(Items listed in a dataset)
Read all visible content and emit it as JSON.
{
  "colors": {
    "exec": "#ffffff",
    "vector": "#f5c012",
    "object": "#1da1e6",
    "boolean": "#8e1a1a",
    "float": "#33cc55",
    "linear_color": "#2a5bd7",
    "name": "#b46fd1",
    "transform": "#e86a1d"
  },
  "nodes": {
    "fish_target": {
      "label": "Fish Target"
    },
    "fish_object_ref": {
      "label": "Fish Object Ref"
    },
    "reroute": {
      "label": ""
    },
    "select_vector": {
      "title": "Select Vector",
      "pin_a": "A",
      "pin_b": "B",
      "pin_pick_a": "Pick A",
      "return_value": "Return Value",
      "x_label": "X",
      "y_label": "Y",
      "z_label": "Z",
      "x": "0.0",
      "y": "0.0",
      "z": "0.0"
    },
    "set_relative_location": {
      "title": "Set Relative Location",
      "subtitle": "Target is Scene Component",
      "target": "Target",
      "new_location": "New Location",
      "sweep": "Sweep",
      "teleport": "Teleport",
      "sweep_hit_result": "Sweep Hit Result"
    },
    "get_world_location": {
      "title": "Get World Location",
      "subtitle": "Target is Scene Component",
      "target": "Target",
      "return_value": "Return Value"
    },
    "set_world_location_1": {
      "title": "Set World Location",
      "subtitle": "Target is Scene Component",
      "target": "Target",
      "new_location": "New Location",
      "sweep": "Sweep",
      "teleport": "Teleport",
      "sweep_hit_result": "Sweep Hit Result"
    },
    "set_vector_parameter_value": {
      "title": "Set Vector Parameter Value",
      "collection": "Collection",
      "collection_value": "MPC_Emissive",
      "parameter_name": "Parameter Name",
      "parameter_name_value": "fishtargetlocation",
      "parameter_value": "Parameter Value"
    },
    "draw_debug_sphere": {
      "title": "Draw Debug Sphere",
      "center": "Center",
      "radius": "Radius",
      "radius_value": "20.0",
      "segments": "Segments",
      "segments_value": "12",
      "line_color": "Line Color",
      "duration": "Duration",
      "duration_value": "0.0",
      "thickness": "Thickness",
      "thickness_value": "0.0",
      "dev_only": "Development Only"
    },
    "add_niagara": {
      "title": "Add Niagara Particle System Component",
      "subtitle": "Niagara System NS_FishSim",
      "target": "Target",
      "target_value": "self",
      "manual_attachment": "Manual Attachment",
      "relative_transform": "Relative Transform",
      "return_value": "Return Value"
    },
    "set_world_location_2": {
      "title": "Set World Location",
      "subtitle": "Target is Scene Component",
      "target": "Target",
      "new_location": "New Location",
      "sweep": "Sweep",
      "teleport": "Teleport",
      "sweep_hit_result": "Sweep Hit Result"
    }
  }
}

EXERCISE TASK: Write the entries again, exactly as they stand.

THE RESPONSE:
Read all visible content and emit it as JSON.
{
  "colors": {
    "exec": "#ffffff",
    "vector": "#f5c012",
    "object": "#1da1e6",
    "boolean": "#8e1a1a",
    "float": "#33cc55",
    "linear_color": "#2a5bd7",
    "name": "#b46fd1",
    "transform": "#e86a1d"
  },
  "nodes": {
    "fish_target": {
      "label": "Fish Target"
    },
    "fish_object_ref": {
      "label": "Fish Object Ref"
    },
    "reroute": {
      "label": ""
    },
    "select_vector": {
      "title": "Select Vector",
      "pin_a": "A",
      "pin_b": "B",
      "pin_pick_a": "Pick A",
      "return_value": "Return Value",
      "x_label": "X",
      "y_label": "Y",
      "z_label": "Z",
      "x": "0.0",
      "y": "0.0",
      "z": "0.0"
    },
    "set_relative_location": {
      "title": "Set Relative Location",
      "subtitle": "Target is Scene Component",
      "target": "Target",
      "new_location": "New Location",
      "sweep": "Sweep",
      "teleport": "Teleport",
      "sweep_hit_result": "Sweep Hit Result"
    },
    "get_world_location": {
      "title": "Get World Location",
      "subtitle": "Target is Scene Component",
      "target": "Target",
      "return_value": "Return Value"
    },
    "set_world_location_1": {
      "title": "Set World Location",
      "subtitle": "Target is Scene Component",
      "target": "Target",
      "new_location": "New Location",
      "sweep": "Sweep",
      "teleport": "Teleport",
      "sweep_hit_result": "Sweep Hit Result"
    },
    "set_vector_parameter_value": {
      "title": "Set Vector Parameter Value",
      "collection": "Collection",
      "collection_value": "MPC_Emissive",
      "parameter_name": "Parameter Name",
      "parameter_name_value": "fishtargetlocation",
      "parameter_value": "Parameter Value"
    },
    "draw_debug_sphere": {
      "title": "Draw Debug Sphere",
      "center": "Center",
      "radius": "Radius",
      "radius_value": "20.0",
      "segments": "Segments",
      "segments_value": "12",
      "line_color": "Line Color",
      "duration": "Duration",
      "duration_value": "0.0",
      "thickness": "Thickness",
      "thickness_value": "0.0",
      "dev_only": "Development Only"
    },
    "add_niagara": {
      "title": "Add Niagara Particle System Component",
      "subtitle": "Niagara System NS_FishSim",
      "target": "Target",
      "target_value": "self",
      "manual_attachment": "Manual Attachment",
      "relative_transform": "Relative Transform",
      "return_value": "Return Value"
    },
    "set_world_location_2": {
      "title": "Set World Location",
      "subtitle": "Target is Scene Component",
      "target": "Target",
      "new_location": "New Location",
      "sweep": "Sweep",
      "teleport": "Teleport",
      "sweep_hit_result": "Sweep Hit Result"
    }
  }
}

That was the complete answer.